## Stated problem:
In the records below, pick out all lines containing the word "subtitle".

[Stored entries]

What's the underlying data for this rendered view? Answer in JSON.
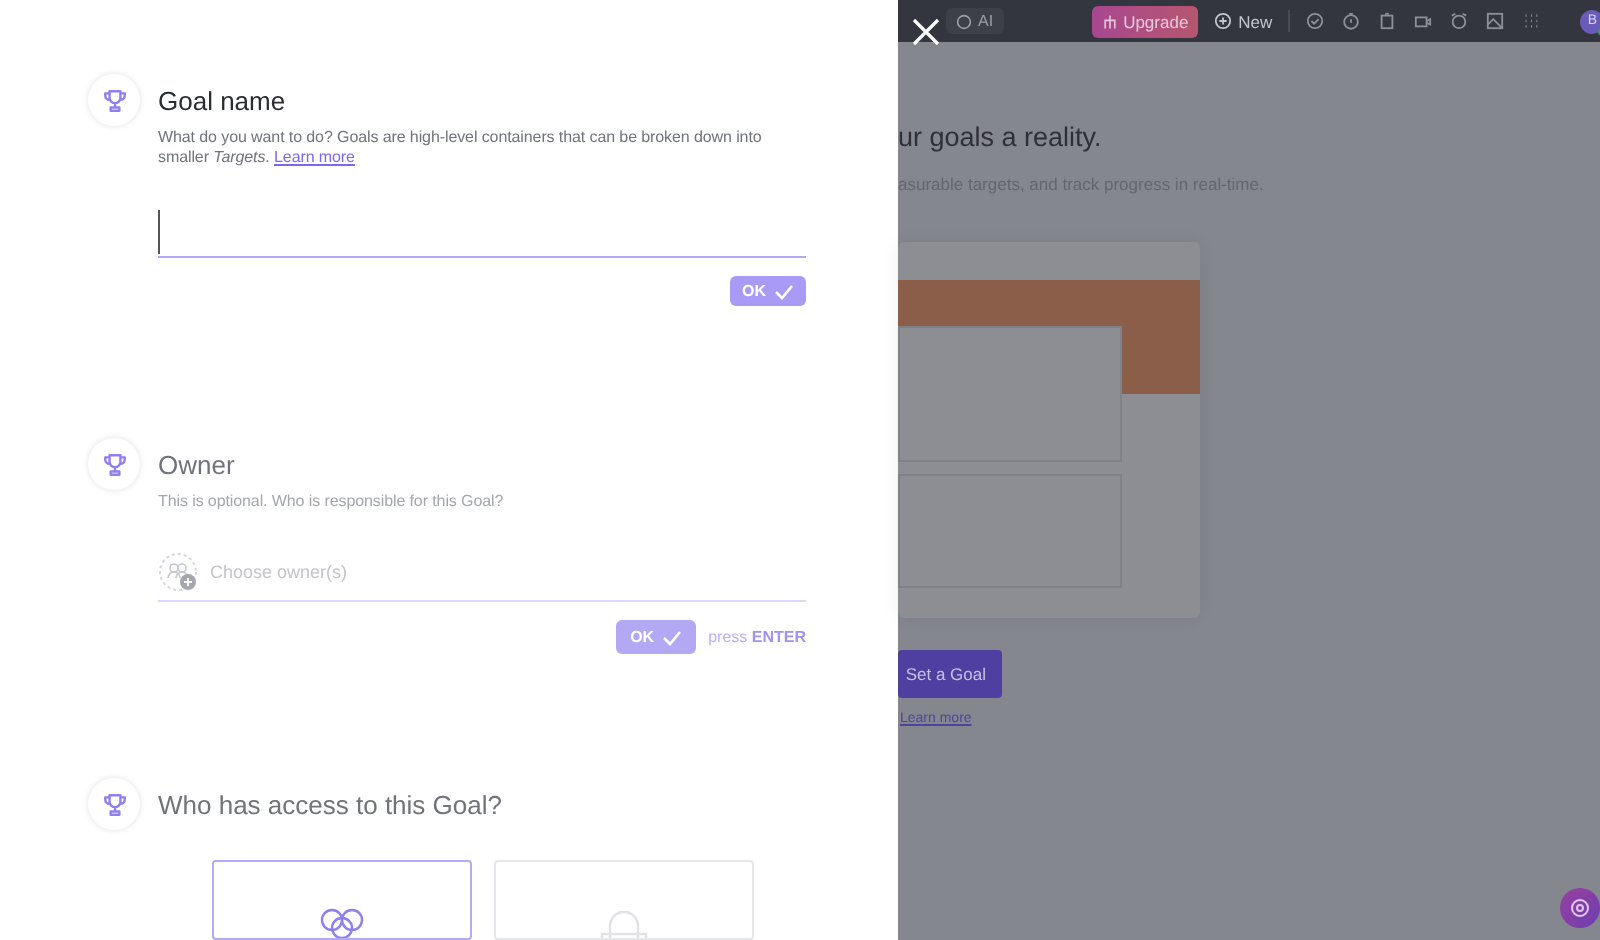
{
  "modal": {
    "sections": [
      {
        "kind": "name",
        "active": true,
        "title": "Goal name",
        "description": "What do you want to do? Goals are high-level containers that can be broken down into smaller *Targets*.",
        "link": "Learn more",
        "button": "OK"
      },
      {
        "kind": "owner",
        "active": false,
        "title": "Owner",
        "description": "This is optional. Who is responsible for this Goal?",
        "placeholder": "Choose owner(s)",
        "button": "OK",
        "hint": "press **ENTER**"
      },
      {
        "kind": "access",
        "active": false,
        "title": "Who has access to this Goal?",
        "options": [
          {
            "kind": "team",
            "selected": true
          },
          {
            "kind": "private",
            "selected": false
          }
        ]
      }
    ]
  },
  "topbar": {
    "ai": "AI",
    "upgrade": "Upgrade",
    "new": "New",
    "avatar": "B"
  },
  "page": {
    "heading": "ur goals a reality.",
    "subtitle": "asurable targets, and track progress in real-time.",
    "button": "Set a Goal",
    "link": "Learn more"
  }
}
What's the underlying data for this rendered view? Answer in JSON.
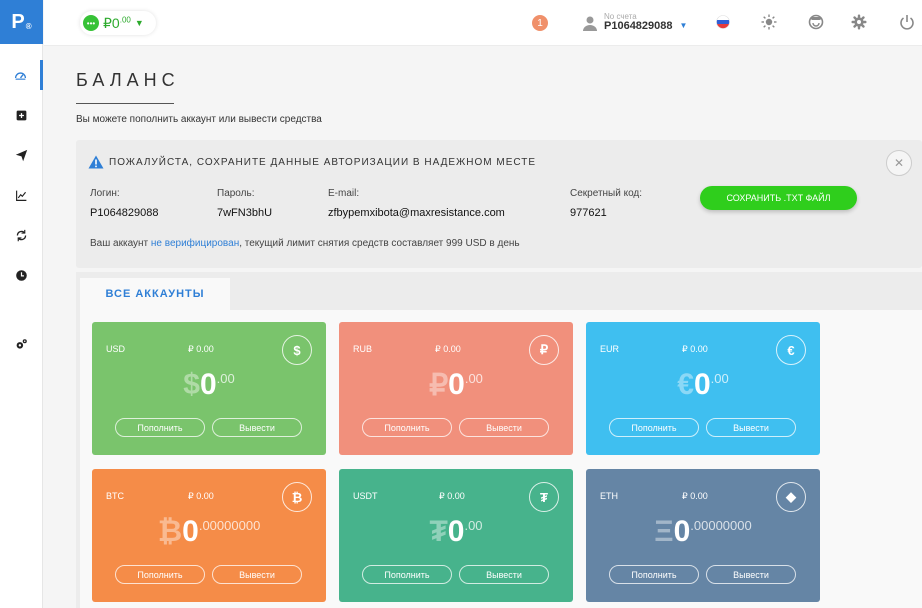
{
  "logo": {
    "letter": "P",
    "mark": "®"
  },
  "sidebar": {
    "items": [
      {
        "name": "dashboard-icon"
      },
      {
        "name": "add-square-icon"
      },
      {
        "name": "send-icon"
      },
      {
        "name": "chart-icon"
      },
      {
        "name": "exchange-icon"
      },
      {
        "name": "history-icon"
      },
      {
        "name": "settings-gear-icon"
      }
    ]
  },
  "topbar": {
    "wallet": {
      "icon_text": "•••",
      "currency": "₽",
      "amount": "0",
      "decimals": ".00"
    },
    "notifications": "1",
    "account": {
      "label": "No счета",
      "id": "P1064829088"
    }
  },
  "page": {
    "title": "БАЛАНС",
    "subtitle": "Вы можете пополнить аккаунт или вывести средства"
  },
  "alert": {
    "title": "ПОЖАЛУЙСТА, СОХРАНИТЕ ДАННЫЕ АВТОРИЗАЦИИ В НАДЕЖНОМ МЕСТЕ",
    "close": "✕",
    "login_label": "Логин:",
    "login_value": "P1064829088",
    "password_label": "Пароль:",
    "password_value": "7wFN3bhU",
    "email_label": "E-mail:",
    "email_value": "zfbypemxibota@maxresistance.com",
    "secret_label": "Секретный код:",
    "secret_value": "977621",
    "save_button": "СОХРАНИТЬ .TXT ФАЙЛ",
    "limit_prefix": "Ваш аккаунт ",
    "limit_link": "не верифицирован",
    "limit_suffix": ", текущий лимит снятия средств составляет 999 USD в день"
  },
  "tabs": {
    "all_accounts": "ВСЕ АККАУНТЫ"
  },
  "cards": [
    {
      "code": "USD",
      "rub": "₽ 0.00",
      "icon": "$",
      "symbol": "$",
      "int": "0",
      "dec": ".00",
      "deposit": "Пополнить",
      "withdraw": "Вывести",
      "color": "#7ac46c"
    },
    {
      "code": "RUB",
      "rub": "₽ 0.00",
      "icon": "₽",
      "symbol": "₽",
      "int": "0",
      "dec": ".00",
      "deposit": "Пополнить",
      "withdraw": "Вывести",
      "color": "#f1907c"
    },
    {
      "code": "EUR",
      "rub": "₽ 0.00",
      "icon": "€",
      "symbol": "€",
      "int": "0",
      "dec": ".00",
      "deposit": "Пополнить",
      "withdraw": "Вывести",
      "color": "#3fbff0"
    },
    {
      "code": "BTC",
      "rub": "₽ 0.00",
      "icon": "₿",
      "symbol": "₿",
      "int": "0",
      "dec": ".00000000",
      "deposit": "Пополнить",
      "withdraw": "Вывести",
      "color": "#f58c48"
    },
    {
      "code": "USDT",
      "rub": "₽ 0.00",
      "icon": "₮",
      "symbol": "₮",
      "int": "0",
      "dec": ".00",
      "deposit": "Пополнить",
      "withdraw": "Вывести",
      "color": "#47b38c"
    },
    {
      "code": "ETH",
      "rub": "₽ 0.00",
      "icon": "◆",
      "symbol": "Ξ",
      "int": "0",
      "dec": ".00000000",
      "deposit": "Пополнить",
      "withdraw": "Вывести",
      "color": "#6585a5"
    }
  ]
}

## Task solution:
    "subtitle": "asurable targets, and track progress in real-time.",
    "subtitle": "Вы можете пополнить аккаунт или вывести средства"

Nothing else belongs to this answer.